* **Data listing**:
****************
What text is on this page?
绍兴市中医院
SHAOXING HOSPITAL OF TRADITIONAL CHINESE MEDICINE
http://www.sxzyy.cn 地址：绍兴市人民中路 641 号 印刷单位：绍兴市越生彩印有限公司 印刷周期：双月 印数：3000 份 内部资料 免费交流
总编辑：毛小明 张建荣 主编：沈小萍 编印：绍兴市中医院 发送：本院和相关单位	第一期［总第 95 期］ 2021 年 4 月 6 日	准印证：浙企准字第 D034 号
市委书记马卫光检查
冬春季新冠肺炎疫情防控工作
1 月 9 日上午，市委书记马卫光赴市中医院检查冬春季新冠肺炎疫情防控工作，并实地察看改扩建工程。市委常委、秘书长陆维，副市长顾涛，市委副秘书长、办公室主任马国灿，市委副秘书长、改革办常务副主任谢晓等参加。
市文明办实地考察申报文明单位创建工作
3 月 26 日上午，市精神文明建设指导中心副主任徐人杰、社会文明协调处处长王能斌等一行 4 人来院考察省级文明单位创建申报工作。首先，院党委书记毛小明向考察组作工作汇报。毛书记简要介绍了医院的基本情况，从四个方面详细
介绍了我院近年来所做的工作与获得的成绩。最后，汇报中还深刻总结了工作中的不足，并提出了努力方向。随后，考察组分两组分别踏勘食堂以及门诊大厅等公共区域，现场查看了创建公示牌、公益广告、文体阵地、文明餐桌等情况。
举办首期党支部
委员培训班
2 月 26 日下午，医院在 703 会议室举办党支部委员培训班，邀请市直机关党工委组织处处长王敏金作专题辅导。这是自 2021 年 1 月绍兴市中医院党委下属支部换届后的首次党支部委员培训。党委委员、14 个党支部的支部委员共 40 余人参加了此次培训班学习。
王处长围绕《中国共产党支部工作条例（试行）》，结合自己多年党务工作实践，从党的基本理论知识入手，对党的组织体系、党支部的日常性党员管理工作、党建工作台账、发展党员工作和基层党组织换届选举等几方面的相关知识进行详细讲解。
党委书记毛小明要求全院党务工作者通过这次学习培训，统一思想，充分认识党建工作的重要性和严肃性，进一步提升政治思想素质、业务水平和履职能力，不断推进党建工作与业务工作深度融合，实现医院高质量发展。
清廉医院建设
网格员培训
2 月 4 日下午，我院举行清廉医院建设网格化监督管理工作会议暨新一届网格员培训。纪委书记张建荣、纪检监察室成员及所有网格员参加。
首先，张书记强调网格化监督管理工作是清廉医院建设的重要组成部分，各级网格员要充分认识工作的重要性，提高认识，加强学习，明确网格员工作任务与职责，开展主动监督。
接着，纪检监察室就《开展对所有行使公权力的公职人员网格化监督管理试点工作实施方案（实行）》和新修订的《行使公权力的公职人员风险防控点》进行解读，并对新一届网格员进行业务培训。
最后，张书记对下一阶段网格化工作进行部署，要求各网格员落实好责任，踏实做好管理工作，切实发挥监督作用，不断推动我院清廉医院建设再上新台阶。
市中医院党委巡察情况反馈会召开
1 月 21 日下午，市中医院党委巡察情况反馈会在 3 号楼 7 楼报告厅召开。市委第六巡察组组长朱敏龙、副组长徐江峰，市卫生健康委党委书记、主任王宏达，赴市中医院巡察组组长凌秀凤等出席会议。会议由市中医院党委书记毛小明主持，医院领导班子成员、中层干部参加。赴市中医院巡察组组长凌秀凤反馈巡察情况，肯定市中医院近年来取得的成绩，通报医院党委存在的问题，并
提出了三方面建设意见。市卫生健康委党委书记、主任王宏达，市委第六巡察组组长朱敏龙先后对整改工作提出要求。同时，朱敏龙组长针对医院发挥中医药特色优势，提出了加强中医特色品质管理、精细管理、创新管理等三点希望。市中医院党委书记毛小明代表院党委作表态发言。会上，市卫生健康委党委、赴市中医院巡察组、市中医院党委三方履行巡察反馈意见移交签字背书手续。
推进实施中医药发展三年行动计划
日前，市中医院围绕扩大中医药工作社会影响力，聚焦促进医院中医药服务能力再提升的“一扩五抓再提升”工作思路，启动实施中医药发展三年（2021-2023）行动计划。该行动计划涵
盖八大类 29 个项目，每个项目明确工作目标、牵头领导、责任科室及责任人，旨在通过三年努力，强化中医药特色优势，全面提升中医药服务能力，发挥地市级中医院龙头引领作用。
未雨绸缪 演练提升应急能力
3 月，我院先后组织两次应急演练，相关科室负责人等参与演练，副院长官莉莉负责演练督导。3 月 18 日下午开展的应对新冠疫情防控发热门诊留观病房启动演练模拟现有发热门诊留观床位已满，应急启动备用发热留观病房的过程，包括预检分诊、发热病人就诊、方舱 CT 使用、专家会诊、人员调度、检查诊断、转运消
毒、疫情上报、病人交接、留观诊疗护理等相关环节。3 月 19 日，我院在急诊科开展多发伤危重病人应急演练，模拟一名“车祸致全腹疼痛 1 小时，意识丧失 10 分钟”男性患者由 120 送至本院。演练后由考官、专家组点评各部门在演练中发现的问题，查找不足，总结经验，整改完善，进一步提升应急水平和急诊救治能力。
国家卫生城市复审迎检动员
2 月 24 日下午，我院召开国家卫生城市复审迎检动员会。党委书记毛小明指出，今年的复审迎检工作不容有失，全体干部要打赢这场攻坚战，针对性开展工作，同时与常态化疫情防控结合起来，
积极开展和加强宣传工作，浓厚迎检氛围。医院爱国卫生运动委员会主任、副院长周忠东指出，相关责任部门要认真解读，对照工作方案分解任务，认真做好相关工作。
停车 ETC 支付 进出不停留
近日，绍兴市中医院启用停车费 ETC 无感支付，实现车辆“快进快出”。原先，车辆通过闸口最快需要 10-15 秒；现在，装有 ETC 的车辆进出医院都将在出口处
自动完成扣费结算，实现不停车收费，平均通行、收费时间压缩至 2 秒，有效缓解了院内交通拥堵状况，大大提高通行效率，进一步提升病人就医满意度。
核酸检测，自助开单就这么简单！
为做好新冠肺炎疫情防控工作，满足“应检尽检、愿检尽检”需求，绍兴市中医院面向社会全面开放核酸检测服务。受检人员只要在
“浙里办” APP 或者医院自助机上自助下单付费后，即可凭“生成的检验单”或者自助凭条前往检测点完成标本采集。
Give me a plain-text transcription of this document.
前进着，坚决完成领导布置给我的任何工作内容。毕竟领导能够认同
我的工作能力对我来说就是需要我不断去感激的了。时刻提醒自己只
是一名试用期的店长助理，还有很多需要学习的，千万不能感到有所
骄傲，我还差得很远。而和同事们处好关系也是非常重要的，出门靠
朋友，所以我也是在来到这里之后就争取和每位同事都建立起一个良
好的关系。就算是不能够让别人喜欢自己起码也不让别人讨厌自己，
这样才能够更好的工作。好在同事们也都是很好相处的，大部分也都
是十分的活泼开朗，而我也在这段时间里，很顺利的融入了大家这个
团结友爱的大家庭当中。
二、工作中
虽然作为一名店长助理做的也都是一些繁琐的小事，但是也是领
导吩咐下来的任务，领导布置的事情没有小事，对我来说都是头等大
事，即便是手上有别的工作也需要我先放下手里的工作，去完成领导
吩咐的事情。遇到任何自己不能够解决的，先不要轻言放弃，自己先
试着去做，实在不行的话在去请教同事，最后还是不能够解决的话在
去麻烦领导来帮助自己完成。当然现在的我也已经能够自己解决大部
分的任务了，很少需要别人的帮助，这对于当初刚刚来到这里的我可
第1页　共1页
****************
* **Required task**: Exactly and only the lines from the one containing "Give me a plain-text" through the end of the material are to be reproduced, both ends included.

* **Exercise result**:
Give me a plain-text transcription of this document.
前进着，坚决完成领导布置给我的任何工作内容。毕竟领导能够认同
我的工作能力对我来说就是需要我不断去感激的了。时刻提醒自己只
是一名试用期的店长助理，还有很多需要学习的，千万不能感到有所
骄傲，我还差得很远。而和同事们处好关系也是非常重要的，出门靠
朋友，所以我也是在来到这里之后就争取和每位同事都建立起一个良
好的关系。就算是不能够让别人喜欢自己起码也不让别人讨厌自己，
这样才能够更好的工作。好在同事们也都是很好相处的，大部分也都
是十分的活泼开朗，而我也在这段时间里，很顺利的融入了大家这个
团结友爱的大家庭当中。
二、工作中
虽然作为一名店长助理做的也都是一些繁琐的小事，但是也是领
导吩咐下来的任务，领导布置的事情没有小事，对我来说都是头等大
事，即便是手上有别的工作也需要我先放下手里的工作，去完成领导
吩咐的事情。遇到任何自己不能够解决的，先不要轻言放弃，自己先
试着去做，实在不行的话在去请教同事，最后还是不能够解决的话在
去麻烦领导来帮助自己完成。当然现在的我也已经能够自己解决大部
分的任务了，很少需要别人的帮助，这对于当初刚刚来到这里的我可
第1页　共1页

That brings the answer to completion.